(Data excerpts)
_ _ _ _ _
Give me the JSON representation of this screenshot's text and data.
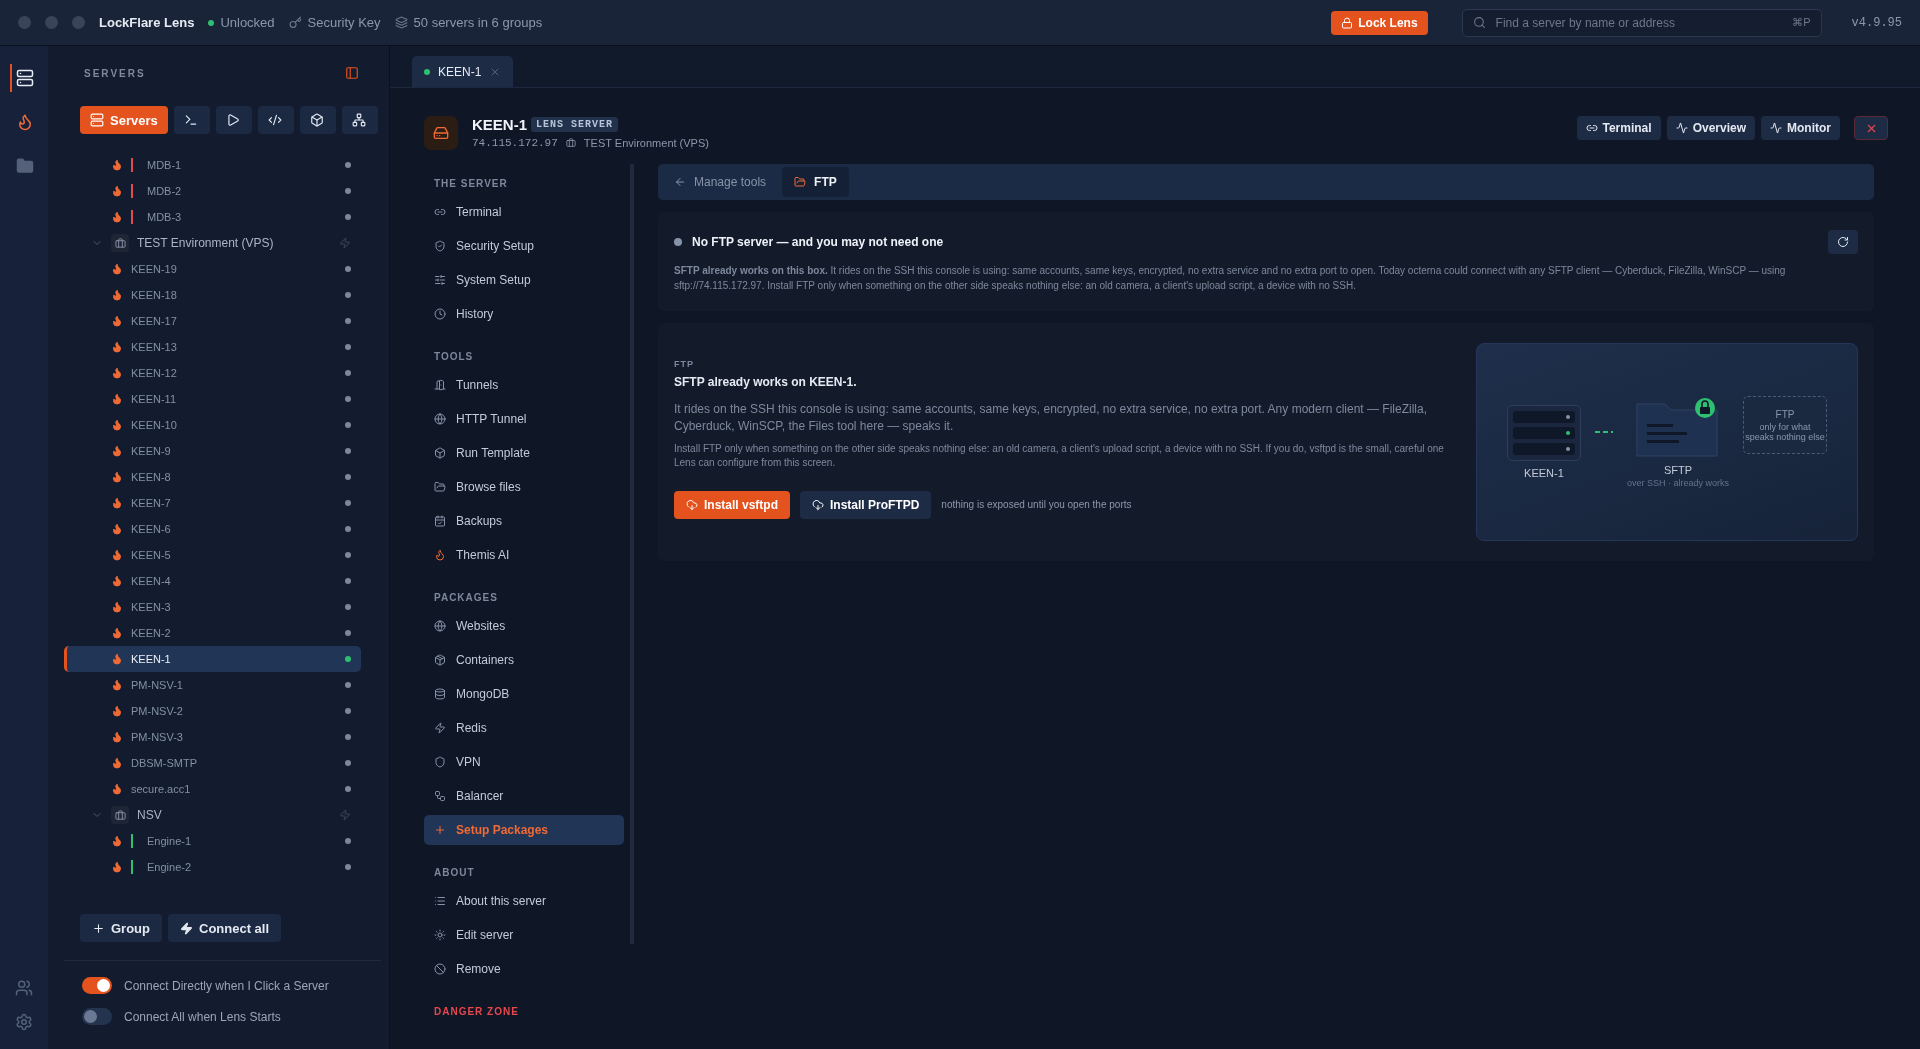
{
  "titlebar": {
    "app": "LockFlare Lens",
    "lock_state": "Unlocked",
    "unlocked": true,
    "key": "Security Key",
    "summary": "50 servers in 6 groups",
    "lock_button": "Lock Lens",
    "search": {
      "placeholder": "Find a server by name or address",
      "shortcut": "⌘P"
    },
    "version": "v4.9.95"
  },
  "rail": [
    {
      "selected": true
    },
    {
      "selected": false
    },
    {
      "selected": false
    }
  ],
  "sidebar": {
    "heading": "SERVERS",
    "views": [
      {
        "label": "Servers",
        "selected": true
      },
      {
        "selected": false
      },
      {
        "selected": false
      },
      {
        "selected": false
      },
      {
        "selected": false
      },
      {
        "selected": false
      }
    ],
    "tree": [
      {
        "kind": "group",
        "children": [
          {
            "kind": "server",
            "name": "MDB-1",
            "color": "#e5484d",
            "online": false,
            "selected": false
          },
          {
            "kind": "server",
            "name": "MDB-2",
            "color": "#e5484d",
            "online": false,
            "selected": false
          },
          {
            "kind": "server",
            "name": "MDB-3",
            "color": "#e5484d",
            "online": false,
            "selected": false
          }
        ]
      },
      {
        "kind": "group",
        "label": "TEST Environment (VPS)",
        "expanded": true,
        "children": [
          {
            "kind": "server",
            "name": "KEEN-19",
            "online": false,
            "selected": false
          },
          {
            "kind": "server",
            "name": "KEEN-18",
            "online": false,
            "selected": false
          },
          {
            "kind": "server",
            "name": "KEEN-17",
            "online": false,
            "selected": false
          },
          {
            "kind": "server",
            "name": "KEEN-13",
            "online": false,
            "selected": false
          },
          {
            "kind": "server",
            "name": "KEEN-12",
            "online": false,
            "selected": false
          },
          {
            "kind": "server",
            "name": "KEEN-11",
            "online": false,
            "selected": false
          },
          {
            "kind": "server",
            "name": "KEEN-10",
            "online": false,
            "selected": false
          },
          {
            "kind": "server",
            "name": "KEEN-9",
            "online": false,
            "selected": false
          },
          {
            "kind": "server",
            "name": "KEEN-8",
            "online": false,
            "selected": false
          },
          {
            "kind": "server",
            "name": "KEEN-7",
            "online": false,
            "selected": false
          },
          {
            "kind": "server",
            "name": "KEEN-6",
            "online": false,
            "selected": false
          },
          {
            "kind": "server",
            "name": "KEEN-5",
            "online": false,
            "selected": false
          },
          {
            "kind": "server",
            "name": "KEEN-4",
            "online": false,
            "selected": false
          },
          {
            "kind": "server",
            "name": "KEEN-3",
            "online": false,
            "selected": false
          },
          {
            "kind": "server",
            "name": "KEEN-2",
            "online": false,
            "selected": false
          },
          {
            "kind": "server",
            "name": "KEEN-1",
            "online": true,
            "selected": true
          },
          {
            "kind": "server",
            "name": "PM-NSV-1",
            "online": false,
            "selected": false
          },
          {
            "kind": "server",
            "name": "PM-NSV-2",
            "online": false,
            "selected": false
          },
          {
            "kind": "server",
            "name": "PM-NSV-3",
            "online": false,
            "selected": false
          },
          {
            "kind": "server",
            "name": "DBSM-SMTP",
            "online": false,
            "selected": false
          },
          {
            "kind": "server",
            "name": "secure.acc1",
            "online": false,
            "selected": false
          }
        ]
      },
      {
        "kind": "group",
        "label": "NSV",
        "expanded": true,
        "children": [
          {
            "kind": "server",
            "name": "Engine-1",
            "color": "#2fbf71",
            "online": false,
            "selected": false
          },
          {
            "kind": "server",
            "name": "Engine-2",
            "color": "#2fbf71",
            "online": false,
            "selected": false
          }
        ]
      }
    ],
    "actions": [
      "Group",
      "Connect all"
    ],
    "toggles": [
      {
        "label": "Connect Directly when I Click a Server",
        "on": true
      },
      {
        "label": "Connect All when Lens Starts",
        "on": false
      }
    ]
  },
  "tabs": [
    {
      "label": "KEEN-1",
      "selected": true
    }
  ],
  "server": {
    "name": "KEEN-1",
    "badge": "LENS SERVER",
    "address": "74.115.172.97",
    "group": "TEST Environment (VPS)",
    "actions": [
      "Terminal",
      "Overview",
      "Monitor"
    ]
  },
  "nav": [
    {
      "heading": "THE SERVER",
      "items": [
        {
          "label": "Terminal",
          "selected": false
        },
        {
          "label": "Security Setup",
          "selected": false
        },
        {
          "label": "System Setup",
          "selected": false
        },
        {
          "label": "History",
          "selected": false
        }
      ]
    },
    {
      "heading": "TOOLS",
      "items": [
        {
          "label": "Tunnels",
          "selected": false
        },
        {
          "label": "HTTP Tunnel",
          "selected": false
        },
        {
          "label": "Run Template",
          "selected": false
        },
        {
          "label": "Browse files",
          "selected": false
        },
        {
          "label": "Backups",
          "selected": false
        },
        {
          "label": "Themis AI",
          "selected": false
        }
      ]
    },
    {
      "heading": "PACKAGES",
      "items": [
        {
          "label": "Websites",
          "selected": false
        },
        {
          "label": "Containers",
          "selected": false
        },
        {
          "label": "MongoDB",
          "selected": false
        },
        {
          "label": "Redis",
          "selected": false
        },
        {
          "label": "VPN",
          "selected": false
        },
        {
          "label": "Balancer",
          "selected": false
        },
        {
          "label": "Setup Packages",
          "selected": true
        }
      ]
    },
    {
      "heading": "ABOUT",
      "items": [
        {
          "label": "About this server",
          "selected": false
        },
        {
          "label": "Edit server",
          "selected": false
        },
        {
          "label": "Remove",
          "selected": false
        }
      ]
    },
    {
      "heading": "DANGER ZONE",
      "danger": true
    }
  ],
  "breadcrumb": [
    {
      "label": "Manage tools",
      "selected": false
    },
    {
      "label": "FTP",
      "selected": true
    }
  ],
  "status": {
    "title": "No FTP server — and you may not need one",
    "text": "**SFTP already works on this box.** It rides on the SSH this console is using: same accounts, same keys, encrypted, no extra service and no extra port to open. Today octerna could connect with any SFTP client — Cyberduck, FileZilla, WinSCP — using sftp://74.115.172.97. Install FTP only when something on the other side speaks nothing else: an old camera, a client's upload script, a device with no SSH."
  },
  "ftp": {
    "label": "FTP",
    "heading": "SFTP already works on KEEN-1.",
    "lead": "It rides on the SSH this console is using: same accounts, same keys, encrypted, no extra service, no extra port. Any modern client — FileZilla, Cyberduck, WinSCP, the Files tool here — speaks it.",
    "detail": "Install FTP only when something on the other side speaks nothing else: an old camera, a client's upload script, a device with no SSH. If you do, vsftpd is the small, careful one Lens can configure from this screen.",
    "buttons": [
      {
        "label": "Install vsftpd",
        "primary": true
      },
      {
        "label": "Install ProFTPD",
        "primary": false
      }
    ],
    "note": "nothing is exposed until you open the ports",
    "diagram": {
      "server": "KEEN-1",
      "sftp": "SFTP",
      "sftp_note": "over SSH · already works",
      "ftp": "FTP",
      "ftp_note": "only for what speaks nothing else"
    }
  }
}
_ _ _ _ _
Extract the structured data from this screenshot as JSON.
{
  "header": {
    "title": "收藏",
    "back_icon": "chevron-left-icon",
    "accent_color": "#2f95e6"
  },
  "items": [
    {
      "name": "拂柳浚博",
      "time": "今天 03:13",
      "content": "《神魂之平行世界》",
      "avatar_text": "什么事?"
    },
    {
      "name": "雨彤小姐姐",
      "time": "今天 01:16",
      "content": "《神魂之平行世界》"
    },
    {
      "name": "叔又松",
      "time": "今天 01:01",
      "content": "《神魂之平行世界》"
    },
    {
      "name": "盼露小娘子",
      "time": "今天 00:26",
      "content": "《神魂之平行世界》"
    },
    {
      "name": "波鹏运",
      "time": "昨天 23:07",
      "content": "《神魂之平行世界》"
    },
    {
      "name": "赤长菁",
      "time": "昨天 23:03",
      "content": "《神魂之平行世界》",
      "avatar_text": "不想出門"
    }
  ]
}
_ _ _ _ _
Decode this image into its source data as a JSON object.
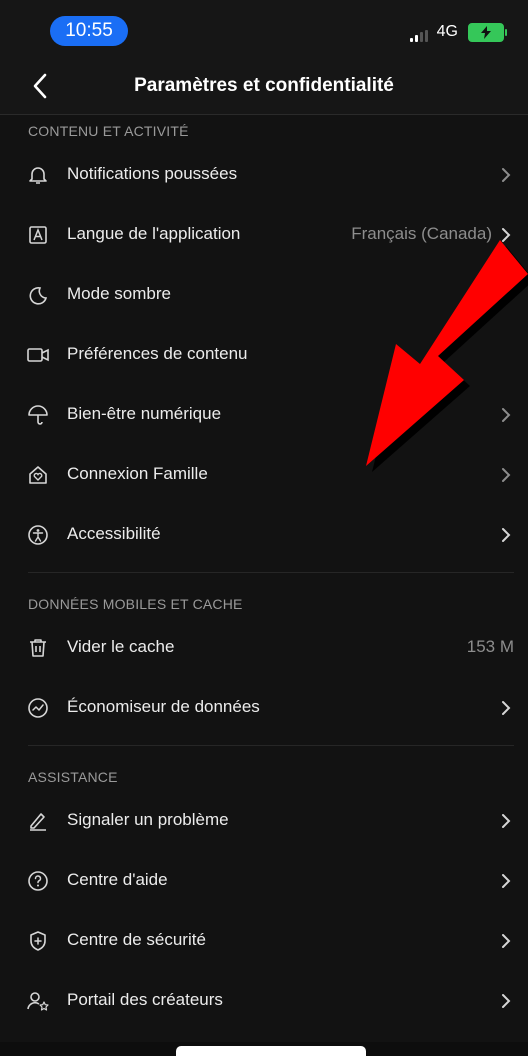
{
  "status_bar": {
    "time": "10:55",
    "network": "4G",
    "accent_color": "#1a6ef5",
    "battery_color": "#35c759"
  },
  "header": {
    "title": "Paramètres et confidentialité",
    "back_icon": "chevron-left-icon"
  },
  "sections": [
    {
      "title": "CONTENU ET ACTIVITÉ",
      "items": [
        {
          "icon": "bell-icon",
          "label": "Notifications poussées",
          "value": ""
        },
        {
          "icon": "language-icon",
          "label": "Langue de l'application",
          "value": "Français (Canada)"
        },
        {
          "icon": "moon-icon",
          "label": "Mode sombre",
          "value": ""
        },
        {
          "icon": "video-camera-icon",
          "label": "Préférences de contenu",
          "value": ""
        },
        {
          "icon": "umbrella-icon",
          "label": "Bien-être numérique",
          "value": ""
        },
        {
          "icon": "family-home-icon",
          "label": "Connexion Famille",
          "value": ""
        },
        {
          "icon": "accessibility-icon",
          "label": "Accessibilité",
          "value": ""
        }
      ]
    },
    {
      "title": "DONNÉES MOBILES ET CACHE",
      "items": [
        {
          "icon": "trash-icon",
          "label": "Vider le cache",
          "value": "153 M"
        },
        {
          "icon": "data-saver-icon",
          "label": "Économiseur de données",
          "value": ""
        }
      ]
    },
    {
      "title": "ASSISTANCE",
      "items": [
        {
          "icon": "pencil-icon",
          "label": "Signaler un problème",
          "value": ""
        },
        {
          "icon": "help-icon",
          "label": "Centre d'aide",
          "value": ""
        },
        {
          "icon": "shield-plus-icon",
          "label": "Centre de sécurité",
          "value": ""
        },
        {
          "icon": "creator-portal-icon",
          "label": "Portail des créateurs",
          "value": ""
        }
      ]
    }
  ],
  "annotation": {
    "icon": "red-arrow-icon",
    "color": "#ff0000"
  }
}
_ _ _ _ _
• EXERCISE: Only a number is wanted: how many lines above include "TEST"?

• CORRECT OUTPUT: 2